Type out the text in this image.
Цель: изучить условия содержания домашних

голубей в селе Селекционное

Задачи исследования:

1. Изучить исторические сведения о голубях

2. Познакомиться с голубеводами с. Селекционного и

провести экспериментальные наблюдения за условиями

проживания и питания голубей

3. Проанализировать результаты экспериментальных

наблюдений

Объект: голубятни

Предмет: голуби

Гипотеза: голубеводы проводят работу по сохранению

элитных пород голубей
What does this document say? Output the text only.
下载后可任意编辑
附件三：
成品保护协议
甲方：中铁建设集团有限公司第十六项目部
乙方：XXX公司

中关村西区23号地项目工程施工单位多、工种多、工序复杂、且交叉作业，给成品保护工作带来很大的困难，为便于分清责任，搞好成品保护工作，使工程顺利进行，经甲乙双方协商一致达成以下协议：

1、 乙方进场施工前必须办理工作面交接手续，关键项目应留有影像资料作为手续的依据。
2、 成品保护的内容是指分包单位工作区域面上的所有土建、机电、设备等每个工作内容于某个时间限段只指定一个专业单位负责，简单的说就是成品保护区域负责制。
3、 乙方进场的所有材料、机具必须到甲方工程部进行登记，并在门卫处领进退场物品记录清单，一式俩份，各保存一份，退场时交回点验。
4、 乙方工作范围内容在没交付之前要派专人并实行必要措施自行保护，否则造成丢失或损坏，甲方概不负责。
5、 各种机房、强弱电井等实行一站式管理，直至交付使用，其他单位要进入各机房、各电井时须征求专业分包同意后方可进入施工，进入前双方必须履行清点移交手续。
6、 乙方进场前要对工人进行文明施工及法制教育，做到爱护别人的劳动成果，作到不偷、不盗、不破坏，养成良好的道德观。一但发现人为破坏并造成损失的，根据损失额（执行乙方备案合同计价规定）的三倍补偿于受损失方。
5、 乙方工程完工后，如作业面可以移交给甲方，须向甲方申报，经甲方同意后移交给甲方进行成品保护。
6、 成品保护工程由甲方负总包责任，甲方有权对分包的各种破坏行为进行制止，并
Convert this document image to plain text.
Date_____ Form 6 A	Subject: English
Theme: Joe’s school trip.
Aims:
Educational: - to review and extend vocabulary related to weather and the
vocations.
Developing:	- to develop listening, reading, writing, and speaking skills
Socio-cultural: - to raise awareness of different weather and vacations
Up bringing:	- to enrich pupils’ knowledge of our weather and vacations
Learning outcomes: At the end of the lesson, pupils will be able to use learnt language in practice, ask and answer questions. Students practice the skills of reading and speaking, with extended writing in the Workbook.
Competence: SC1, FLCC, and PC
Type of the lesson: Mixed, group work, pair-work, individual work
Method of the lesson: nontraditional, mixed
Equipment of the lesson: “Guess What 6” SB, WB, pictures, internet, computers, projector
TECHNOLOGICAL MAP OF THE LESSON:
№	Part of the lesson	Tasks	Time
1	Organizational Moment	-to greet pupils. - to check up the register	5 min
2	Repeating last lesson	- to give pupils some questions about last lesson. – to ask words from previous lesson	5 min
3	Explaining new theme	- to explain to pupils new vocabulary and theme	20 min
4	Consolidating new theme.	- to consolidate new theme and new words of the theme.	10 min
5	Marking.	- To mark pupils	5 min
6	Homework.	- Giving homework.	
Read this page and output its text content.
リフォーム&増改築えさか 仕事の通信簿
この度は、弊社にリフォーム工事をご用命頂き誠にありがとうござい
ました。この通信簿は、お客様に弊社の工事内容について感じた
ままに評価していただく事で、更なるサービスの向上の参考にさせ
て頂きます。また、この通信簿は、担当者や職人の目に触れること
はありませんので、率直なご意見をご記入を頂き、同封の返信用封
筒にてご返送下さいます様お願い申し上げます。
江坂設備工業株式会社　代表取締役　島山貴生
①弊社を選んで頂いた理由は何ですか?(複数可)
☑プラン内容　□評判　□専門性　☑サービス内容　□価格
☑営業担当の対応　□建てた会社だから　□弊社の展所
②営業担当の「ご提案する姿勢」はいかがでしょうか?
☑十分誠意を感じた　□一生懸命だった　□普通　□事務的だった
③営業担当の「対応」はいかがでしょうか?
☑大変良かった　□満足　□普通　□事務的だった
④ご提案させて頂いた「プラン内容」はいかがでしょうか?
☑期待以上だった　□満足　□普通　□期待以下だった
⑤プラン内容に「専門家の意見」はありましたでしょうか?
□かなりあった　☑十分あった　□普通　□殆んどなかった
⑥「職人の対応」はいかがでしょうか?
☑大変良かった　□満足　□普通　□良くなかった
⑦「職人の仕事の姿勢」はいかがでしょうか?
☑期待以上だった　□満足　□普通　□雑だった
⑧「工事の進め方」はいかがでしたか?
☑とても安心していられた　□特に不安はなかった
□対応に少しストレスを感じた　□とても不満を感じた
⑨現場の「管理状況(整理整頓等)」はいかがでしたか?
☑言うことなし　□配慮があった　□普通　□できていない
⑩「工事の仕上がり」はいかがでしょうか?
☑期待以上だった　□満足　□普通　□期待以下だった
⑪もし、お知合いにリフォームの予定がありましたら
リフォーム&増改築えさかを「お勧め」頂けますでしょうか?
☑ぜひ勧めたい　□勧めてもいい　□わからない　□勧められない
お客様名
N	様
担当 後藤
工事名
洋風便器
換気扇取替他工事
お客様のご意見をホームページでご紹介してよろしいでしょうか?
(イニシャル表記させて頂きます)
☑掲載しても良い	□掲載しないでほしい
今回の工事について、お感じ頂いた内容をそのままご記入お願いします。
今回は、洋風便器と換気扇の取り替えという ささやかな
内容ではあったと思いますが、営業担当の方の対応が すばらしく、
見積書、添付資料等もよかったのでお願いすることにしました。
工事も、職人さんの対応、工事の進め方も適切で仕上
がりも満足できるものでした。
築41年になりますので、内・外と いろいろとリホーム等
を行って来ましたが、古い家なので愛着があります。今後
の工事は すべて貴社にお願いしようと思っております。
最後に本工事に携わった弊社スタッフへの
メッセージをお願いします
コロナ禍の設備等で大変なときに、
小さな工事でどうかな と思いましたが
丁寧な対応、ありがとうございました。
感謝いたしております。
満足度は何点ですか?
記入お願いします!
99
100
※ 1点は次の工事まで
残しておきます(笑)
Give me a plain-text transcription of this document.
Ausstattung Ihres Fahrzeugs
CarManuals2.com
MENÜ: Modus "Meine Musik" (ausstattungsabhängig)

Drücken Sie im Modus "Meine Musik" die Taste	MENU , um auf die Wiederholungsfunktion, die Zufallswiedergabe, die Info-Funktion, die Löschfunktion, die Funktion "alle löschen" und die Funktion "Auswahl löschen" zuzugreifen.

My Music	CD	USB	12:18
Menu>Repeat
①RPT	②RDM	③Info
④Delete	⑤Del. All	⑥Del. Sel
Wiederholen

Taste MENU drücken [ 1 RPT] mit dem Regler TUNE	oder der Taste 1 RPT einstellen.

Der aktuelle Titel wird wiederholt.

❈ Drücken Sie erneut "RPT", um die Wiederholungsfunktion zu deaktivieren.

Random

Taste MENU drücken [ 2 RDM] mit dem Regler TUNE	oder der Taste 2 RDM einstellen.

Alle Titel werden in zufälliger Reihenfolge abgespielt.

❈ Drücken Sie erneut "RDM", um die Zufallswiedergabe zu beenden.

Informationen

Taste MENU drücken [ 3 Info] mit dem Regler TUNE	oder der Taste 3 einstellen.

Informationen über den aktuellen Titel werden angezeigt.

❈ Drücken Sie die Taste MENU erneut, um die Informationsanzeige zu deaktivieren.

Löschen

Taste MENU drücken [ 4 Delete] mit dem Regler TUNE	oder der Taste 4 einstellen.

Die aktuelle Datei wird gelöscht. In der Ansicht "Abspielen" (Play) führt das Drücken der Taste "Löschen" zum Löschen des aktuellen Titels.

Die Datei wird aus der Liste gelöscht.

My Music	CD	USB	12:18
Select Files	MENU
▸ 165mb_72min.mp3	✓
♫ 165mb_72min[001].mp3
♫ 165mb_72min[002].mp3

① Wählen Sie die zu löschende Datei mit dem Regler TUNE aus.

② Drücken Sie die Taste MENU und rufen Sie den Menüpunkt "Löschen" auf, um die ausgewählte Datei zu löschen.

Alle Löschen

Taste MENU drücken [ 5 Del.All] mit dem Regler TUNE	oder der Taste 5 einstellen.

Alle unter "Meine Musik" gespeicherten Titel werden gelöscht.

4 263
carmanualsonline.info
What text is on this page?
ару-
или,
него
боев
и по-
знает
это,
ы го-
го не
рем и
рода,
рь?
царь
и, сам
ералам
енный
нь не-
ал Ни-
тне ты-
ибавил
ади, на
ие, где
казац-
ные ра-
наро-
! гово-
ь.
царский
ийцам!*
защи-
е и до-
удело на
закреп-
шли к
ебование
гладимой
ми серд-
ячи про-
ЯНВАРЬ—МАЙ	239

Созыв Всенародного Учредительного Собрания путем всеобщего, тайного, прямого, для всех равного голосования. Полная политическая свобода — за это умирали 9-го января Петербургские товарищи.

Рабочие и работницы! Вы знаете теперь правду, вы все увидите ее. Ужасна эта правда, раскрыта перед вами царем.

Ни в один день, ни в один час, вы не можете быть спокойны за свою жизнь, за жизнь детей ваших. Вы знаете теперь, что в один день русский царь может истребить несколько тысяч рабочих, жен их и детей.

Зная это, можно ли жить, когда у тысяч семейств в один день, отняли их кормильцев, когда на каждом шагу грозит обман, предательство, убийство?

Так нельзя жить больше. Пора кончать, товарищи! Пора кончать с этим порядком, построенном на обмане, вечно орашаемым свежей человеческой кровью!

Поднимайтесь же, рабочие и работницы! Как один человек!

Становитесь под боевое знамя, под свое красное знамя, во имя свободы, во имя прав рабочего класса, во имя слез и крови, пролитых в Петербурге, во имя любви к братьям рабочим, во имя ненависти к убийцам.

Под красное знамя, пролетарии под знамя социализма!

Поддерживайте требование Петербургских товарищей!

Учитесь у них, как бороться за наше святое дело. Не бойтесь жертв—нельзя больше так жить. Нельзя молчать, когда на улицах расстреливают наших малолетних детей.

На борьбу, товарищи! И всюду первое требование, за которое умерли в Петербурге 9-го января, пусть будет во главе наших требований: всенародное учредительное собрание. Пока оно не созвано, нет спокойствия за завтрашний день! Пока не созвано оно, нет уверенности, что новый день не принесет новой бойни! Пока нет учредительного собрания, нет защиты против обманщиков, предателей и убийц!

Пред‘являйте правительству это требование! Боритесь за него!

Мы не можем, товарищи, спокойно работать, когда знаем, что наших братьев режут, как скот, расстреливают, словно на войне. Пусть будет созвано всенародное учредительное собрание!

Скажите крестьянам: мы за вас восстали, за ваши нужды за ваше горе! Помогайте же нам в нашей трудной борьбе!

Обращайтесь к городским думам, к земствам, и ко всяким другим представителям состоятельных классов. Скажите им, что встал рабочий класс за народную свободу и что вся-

· · · ·

Exercise details: Which lines hold the string "Meine"? Copy all of them from the data above.

Answer to this problem:
MENÜ: Modus "Meine Musik" (ausstattungsabhängig)
Drücken Sie im Modus "Meine Musik" die Taste	MENU , um auf die Wiederholungsfunktion, die Zufallswiedergabe, die Info-Funktion, die Löschfunktion, die Funktion "alle löschen" und die Funktion "Auswahl löschen" zuzugreifen.
Alle unter "Meine Musik" gespeicherten Titel werden gelöscht.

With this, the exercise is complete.